## [WHAT IS ASKED]
Find and copy every line in the records that includes the string "selected".
------ MATERIAL SHOWN ------
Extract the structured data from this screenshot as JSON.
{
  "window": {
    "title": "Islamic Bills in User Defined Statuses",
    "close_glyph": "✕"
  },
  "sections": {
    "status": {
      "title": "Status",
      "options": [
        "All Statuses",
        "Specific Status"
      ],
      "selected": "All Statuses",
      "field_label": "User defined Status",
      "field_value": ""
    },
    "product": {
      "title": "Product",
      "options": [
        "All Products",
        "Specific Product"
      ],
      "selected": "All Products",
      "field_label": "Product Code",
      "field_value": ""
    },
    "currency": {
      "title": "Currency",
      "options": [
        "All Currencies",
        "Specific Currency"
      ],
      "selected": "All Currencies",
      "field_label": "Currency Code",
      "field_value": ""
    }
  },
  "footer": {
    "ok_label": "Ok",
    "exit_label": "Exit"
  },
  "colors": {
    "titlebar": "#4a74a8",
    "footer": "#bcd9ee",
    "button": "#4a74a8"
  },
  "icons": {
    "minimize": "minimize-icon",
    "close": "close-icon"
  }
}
------
------ MATERIAL SHOWN ------
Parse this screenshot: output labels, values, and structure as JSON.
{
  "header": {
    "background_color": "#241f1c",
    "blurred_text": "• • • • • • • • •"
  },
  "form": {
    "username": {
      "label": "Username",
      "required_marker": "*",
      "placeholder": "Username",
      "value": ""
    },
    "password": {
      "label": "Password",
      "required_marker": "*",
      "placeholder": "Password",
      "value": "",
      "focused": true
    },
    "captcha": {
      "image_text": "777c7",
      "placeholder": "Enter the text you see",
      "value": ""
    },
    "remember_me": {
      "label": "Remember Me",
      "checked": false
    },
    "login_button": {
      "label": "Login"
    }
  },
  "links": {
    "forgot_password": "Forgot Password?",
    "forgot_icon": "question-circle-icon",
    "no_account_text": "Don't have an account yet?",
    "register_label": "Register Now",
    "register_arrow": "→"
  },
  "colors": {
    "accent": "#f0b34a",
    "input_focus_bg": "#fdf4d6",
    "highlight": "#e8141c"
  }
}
------
## [RESPONSE FOR THIS EXERCISE]
      "selected": "All Statuses",
      "selected": "All Products",
      "selected": "All Currencies",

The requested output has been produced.